Prompt —
Pull out from the material below all lines with "data".

* * * *

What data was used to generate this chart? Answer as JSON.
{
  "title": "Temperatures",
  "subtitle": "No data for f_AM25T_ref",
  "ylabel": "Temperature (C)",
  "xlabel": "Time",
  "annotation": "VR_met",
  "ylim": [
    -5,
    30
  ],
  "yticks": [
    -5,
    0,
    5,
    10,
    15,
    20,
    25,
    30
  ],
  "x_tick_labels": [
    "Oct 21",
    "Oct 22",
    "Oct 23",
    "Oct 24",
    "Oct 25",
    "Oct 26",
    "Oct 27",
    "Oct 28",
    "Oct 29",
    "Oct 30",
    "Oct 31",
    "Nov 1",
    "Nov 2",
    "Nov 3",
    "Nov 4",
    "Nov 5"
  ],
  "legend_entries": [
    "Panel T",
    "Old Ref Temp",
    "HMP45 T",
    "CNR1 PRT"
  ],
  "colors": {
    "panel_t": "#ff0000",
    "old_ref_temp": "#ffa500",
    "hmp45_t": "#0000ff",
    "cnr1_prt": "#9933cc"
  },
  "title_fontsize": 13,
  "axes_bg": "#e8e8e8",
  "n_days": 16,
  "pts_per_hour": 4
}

* * * *

Result of this task —
What data was used to generate this chart? Answer as JSON.
  "subtitle": "No data for f_AM25T_ref",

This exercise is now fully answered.